THE PROBLEM — Pick out each line below containing "สำหร".

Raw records
┄┄┄┄┄┄┄┄┄┄┄┄┄┄┄┄┄┄┄┄

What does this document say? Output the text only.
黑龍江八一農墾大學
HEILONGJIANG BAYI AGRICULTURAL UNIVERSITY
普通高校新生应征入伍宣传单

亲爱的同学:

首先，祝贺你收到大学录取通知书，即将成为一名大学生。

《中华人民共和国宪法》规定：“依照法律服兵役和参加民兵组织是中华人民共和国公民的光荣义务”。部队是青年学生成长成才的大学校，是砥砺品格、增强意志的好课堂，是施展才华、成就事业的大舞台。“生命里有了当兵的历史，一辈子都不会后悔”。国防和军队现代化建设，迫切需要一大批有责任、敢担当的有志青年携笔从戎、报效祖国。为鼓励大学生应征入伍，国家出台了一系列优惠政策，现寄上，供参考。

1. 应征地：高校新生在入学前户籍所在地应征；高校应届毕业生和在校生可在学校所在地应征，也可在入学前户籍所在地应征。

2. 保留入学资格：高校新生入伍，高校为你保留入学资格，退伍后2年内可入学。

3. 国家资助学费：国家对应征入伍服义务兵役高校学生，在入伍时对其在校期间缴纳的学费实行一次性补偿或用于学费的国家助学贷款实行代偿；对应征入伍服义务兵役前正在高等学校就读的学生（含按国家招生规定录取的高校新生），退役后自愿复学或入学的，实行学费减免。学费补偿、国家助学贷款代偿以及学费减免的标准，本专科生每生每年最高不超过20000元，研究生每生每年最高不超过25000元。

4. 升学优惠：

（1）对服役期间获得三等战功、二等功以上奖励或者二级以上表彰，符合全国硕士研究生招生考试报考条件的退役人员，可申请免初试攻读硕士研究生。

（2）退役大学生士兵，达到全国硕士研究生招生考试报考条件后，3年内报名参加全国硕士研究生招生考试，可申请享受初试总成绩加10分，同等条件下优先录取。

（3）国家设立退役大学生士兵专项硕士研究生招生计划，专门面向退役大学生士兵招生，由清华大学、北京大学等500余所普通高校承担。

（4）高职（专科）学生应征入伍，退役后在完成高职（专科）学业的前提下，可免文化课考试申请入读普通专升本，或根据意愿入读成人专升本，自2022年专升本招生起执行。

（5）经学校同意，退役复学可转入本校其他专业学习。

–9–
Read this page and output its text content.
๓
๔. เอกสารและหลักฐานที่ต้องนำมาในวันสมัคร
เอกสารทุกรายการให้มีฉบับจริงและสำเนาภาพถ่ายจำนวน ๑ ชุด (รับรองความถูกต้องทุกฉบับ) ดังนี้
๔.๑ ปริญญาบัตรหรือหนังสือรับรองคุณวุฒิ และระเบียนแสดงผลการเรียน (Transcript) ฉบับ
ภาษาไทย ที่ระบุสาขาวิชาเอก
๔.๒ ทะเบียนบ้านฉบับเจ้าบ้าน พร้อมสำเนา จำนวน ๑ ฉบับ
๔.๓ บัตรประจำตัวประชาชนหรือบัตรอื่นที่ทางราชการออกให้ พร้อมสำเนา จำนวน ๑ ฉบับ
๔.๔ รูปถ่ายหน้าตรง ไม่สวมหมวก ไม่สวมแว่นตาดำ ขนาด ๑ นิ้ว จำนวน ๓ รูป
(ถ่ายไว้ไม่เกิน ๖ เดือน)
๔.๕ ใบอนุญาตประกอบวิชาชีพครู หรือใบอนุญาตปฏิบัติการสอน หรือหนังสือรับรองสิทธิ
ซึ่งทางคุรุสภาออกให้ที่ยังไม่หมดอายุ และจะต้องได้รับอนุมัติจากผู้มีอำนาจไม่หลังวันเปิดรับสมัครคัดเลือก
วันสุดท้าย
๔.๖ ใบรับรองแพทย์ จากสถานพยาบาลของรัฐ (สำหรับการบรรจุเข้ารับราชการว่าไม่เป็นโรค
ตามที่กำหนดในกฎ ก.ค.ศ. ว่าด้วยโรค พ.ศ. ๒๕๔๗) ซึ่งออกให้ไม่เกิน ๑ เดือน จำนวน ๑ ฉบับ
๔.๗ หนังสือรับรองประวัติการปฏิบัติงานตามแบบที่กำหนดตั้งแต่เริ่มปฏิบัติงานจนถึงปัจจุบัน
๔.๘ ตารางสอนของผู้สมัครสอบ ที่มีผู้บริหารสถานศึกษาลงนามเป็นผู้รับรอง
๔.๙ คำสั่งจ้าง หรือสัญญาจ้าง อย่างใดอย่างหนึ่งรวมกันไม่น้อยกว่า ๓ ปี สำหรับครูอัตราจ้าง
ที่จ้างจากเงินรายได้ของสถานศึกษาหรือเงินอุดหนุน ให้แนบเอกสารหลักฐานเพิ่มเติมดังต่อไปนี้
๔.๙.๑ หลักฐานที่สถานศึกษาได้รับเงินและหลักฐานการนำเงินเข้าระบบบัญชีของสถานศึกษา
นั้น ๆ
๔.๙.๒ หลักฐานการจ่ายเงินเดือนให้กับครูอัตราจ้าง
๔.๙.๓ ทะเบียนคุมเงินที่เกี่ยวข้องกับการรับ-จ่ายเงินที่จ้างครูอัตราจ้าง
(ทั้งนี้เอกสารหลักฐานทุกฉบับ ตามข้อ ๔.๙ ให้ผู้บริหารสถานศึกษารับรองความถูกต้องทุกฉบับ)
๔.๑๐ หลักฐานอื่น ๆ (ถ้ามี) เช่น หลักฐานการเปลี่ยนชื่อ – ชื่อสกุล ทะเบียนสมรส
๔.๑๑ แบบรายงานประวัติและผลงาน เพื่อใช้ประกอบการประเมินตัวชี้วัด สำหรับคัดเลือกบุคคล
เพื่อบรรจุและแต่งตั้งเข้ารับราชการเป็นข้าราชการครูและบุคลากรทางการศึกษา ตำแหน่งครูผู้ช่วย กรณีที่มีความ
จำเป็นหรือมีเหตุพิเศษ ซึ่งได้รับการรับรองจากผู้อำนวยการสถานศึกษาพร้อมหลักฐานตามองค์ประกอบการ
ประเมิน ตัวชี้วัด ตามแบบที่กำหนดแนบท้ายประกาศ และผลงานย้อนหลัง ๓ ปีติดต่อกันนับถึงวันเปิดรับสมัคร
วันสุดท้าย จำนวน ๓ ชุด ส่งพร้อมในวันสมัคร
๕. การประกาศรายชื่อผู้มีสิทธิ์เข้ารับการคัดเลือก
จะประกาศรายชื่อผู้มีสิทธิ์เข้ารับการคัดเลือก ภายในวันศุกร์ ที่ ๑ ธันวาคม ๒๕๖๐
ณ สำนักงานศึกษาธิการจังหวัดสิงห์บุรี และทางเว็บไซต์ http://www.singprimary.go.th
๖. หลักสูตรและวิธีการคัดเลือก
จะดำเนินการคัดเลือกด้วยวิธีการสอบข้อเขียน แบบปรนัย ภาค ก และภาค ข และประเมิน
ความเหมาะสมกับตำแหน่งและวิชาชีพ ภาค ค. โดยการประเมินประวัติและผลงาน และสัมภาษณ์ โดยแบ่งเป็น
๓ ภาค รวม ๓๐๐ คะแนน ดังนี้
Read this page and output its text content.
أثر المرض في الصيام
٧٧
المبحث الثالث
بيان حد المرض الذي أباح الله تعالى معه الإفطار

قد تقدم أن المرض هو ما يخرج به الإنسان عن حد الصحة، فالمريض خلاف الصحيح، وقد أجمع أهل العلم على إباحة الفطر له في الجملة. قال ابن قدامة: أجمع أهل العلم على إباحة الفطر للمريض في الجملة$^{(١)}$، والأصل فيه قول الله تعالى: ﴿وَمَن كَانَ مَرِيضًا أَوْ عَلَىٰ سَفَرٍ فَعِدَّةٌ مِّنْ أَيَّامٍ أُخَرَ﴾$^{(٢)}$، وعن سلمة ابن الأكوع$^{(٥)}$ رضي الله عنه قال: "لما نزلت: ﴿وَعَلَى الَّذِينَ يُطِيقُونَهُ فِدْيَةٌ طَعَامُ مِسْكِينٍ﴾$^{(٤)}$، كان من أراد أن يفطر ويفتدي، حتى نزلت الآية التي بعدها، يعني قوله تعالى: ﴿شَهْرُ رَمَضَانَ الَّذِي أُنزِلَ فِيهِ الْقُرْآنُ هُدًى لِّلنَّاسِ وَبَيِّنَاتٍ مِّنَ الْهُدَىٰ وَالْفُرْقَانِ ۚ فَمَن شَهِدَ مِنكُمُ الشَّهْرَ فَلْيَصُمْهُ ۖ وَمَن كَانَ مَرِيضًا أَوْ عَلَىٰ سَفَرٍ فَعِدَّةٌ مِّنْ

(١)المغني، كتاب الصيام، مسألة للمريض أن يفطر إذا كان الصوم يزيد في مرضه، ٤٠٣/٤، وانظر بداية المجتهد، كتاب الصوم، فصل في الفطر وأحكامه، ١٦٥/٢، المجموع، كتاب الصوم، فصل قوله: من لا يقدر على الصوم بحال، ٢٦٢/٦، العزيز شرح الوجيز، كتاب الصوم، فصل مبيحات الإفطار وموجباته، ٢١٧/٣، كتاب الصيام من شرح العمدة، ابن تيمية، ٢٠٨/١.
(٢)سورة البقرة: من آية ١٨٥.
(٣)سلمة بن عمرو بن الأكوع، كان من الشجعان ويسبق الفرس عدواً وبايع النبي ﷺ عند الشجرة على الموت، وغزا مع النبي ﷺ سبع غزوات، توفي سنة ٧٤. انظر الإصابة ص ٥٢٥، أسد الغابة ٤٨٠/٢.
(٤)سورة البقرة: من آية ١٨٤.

┄┄┄┄┄┄┄┄┄┄┄┄┄┄┄┄┄┄┄┄

TASK RESULT —
๔.๖ ใบรับรองแพทย์ จากสถานพยาบาลของรัฐ (สำหรับการบรรจุเข้ารับราชการว่าไม่เป็นโรค
๔.๙ คำสั่งจ้าง หรือสัญญาจ้าง อย่างใดอย่างหนึ่งรวมกันไม่น้อยกว่า ๓ ปี สำหรับครูอัตราจ้าง
๔.๑๑ แบบรายงานประวัติและผลงาน เพื่อใช้ประกอบการประเมินตัวชี้วัด สำหรับคัดเลือกบุคคล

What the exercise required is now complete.